-- start of Supplied records --

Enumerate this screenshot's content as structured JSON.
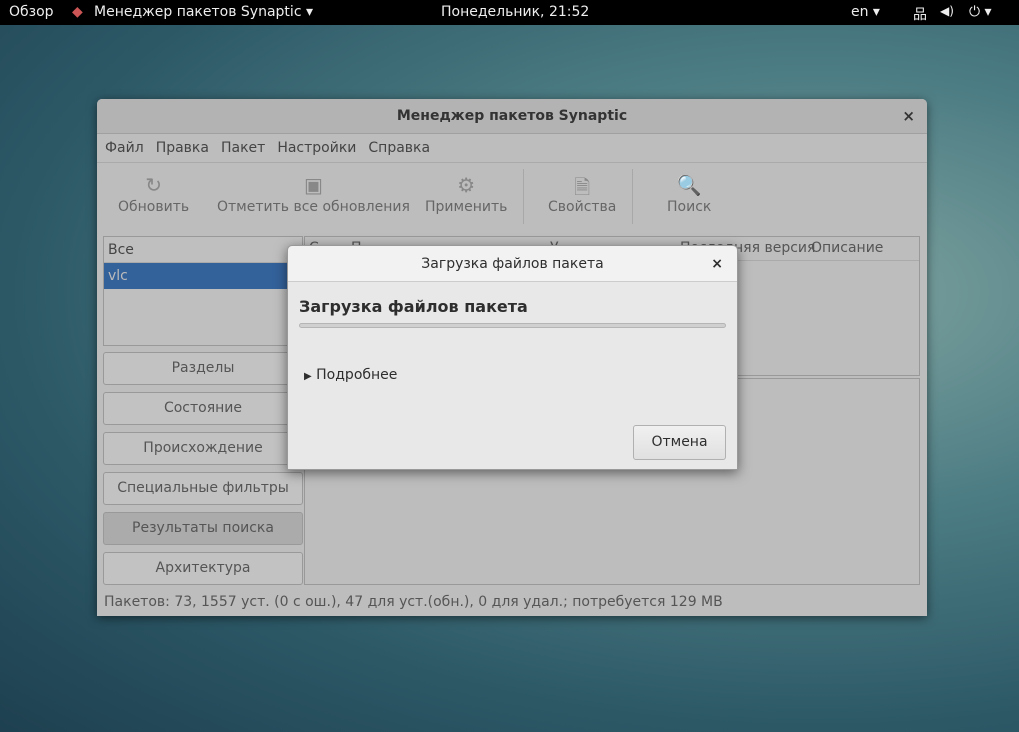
{
  "topbar": {
    "activities": "Обзор",
    "app": "Менеджер пакетов Synaptic ▾",
    "clock": "Понедельник, 21:52",
    "lang": "en ▾",
    "network": "⚡",
    "volume": "🔊",
    "power": "⏻ ▾"
  },
  "window": {
    "title": "Менеджер пакетов Synaptic",
    "close": "×",
    "menu": [
      "Файл",
      "Правка",
      "Пакет",
      "Настройки",
      "Справка"
    ],
    "toolbar": [
      {
        "label": "Обновить",
        "icon": "↻"
      },
      {
        "label": "Отметить все обновления",
        "icon": "▣"
      },
      {
        "label": "Применить",
        "icon": "⚙"
      },
      {
        "label": "Свойства",
        "icon": "🗎"
      },
      {
        "label": "Поиск",
        "icon": "🔍"
      }
    ],
    "list": {
      "header": "Все",
      "items": [
        "vlc"
      ]
    },
    "filters": [
      "Разделы",
      "Состояние",
      "Происхождение",
      "Специальные фильтры",
      "Результаты поиска",
      "Архитектура"
    ],
    "table_headers": [
      "С",
      "П",
      "У",
      "Последняя версия",
      "Описание"
    ],
    "status": "Пакетов: 73, 1557 уст. (0 с ош.), 47 для уст.(обн.), 0 для удал.; потребуется 129 MB"
  },
  "dialog": {
    "title": "Загрузка файлов пакета",
    "close": "×",
    "heading": "Загрузка файлов пакета",
    "progress": 0,
    "details": "Подробнее",
    "cancel": "Отмена"
  }
}
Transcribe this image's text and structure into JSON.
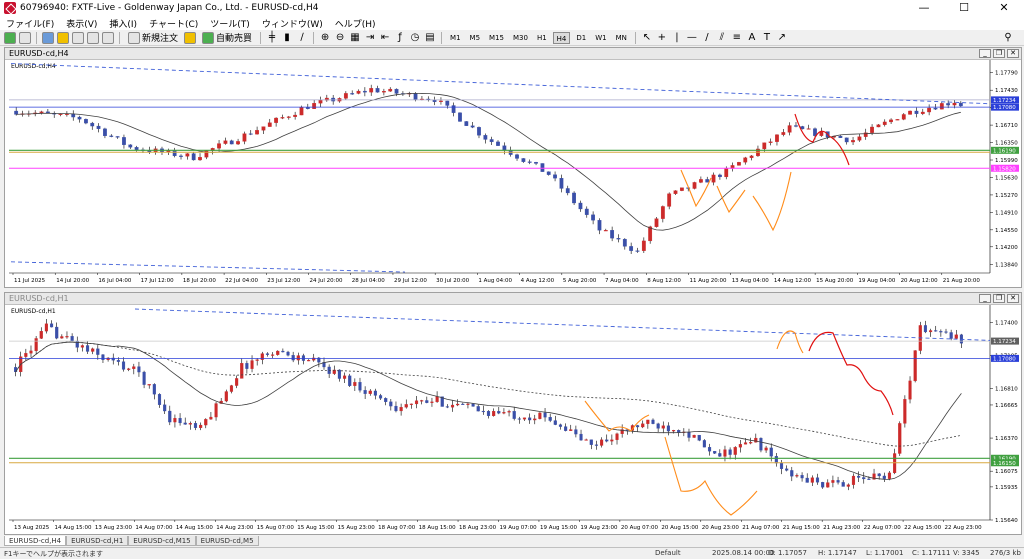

-- end of Supplied records --

Stated goal
Go through the data above and find the lines with the word "Загрузка". Copy each of those lines.

Output of the task
    "title": "Загрузка файлов пакета",
    "heading": "Загрузка файлов пакета",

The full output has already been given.